## WHAT IS NEEDED
In the market commentary, by how much did the Dow rise during the November 1929 to April 1930 post-crash rally?

>> start READING TEXT

I would not be surprised by a loss of several percent in the Dow by next week, but neither am I counting on it. This market has been choppy and full of contradictions since December. Stocks went up with Treasury bonds last month, and this month the dollar has rallied with gold. Go figure. In cases like this, it is best to not have too strong an opinion on the market’s short-term moves. In recent days I have even covered several long-standing short positions as stocks such as Microsoft, Harley Davidson, Burlington Northern, and Union Pacific have pushed to new lows.

Keep in mind that we still could re-enact the November 1929 to April 1930 post-crash rally, in which the Dow rose 48% before the mood turned back down and stocks fell another 80% in two years. See A massive rally is straight out of the 1929 playbook.

Anyone sense a change in the air?

For the bigger picture, all you have to do is glance at a newspaper. From a non-technical perspective, the trend is clear: things are getting worse, much worse. Earnings will continue to surprise to the downside, to an extent that few can imagine. Firings and bankruptcies are just getting rolling. As the illusion of prosperity wilts away, we are going to discover that our productive capacity has been hollowed out by the distortions of the credit bubble and regulations, and that a drastically reduced standard of living awaits. Needless to say, stock prices will be proportionate.

Mish takes Peter Schiff to the cleaners

Mish has composed a detailed post on the many ways in which the vociferous Peter Schiff has been dead wrong on just about everything in this crash (the two actually had a little debate in December 2007). Mish’s post is essential reading for anyone who is considering following Schiff’s investment advice. In his own way, the man is usually just as wrong as the Pollyannas that he challenges on bubblevision.

Here is an excerpt:

Schiff’s Investment Thesis

  • US Dollar Will Go To Zero (Hyperinflation).
  • Decoupling (The rest of the world would be immune to a US slowdown.
  • Buy foreign equities and commodities and hold them with no exit strategy.

>> end READING TEXT
>> start MATERIAL SHOWN

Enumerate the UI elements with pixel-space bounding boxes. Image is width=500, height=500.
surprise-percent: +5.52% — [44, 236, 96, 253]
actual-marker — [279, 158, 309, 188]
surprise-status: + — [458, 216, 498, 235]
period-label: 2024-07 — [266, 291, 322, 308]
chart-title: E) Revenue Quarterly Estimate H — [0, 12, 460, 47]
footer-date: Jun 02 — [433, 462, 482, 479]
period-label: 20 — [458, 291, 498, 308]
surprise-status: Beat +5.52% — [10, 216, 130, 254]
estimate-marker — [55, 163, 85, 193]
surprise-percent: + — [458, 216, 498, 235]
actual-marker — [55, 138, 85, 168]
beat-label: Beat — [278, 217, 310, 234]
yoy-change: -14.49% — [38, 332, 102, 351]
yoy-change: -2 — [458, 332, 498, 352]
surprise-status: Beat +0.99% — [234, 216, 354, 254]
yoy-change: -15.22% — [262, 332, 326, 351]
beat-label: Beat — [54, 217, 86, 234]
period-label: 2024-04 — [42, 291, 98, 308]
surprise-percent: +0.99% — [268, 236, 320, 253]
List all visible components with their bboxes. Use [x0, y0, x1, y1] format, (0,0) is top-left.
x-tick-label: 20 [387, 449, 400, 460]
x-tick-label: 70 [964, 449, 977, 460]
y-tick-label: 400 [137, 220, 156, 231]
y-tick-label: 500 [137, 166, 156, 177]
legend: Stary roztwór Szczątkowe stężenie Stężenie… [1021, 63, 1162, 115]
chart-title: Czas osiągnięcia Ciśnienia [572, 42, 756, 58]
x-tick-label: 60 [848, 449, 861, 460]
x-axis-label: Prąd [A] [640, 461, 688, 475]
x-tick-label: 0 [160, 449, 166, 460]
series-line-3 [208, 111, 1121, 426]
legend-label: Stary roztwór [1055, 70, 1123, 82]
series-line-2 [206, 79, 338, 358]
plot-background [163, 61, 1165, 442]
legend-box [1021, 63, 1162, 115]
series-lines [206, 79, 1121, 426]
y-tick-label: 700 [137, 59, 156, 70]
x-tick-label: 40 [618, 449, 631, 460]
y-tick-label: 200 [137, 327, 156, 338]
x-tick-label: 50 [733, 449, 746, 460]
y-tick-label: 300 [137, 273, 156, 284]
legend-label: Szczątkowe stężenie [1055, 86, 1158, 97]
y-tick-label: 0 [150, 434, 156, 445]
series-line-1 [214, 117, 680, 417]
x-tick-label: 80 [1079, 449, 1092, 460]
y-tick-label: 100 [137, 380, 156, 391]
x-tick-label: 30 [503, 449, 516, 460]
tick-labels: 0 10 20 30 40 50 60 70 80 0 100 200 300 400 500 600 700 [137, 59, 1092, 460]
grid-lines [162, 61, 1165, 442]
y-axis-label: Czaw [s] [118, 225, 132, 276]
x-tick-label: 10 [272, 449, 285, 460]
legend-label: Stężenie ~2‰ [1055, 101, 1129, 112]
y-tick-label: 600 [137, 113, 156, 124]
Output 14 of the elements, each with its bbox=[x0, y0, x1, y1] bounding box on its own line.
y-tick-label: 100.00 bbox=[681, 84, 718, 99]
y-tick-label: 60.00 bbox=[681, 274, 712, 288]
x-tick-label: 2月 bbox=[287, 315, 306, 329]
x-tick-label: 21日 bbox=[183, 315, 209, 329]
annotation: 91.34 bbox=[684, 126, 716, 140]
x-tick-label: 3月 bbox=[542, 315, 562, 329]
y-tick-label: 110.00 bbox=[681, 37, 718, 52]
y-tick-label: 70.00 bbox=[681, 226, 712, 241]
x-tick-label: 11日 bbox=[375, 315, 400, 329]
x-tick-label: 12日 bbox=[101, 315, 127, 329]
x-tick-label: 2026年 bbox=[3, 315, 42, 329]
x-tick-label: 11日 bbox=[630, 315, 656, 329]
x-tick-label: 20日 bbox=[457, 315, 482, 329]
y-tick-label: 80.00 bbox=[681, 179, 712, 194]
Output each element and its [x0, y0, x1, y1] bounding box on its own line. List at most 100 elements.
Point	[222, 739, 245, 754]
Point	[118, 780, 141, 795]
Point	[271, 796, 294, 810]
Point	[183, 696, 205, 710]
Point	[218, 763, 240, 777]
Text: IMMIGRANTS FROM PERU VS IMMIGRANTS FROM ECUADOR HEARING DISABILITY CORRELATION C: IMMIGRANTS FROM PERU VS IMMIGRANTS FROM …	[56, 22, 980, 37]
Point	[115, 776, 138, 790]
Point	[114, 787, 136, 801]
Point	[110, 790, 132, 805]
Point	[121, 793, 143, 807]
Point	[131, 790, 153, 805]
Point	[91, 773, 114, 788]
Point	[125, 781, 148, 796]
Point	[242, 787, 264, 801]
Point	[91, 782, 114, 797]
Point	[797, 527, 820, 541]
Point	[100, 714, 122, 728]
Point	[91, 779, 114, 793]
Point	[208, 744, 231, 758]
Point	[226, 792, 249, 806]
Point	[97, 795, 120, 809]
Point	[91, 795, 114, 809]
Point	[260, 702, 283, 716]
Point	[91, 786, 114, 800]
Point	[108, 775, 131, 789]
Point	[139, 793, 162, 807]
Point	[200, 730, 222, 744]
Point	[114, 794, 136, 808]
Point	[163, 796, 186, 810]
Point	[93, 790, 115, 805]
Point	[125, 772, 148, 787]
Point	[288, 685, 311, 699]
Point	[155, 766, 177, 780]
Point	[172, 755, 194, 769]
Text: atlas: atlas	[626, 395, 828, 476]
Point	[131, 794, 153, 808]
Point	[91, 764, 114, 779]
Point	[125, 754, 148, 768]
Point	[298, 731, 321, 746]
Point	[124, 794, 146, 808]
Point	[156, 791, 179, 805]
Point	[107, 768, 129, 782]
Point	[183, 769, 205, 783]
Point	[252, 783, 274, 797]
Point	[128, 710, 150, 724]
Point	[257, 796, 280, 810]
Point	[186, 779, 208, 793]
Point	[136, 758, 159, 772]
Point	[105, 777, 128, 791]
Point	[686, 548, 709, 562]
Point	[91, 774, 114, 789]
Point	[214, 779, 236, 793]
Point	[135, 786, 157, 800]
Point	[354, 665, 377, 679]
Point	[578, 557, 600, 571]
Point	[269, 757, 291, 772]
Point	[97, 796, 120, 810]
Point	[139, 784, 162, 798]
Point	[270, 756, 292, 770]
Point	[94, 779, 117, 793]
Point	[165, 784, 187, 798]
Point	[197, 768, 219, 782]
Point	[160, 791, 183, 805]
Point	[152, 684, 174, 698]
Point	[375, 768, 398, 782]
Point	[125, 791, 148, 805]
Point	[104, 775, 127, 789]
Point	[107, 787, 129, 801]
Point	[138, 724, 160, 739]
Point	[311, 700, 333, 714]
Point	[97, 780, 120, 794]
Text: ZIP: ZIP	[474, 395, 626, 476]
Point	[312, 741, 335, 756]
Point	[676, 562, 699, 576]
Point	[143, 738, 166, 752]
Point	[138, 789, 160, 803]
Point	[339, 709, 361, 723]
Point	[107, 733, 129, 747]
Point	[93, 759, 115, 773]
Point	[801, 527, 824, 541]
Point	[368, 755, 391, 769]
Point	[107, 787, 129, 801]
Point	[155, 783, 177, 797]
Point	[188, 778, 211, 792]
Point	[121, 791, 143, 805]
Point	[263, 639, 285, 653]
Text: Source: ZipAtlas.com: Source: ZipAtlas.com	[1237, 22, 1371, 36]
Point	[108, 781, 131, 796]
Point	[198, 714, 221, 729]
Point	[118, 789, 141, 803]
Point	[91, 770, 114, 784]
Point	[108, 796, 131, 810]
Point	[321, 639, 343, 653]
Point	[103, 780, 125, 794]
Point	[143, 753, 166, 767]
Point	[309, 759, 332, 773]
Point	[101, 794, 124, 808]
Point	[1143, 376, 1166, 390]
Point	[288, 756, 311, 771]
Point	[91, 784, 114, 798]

>> end MATERIAL SHOWN

## SOLUTION FOR THIS PROBLEM
48%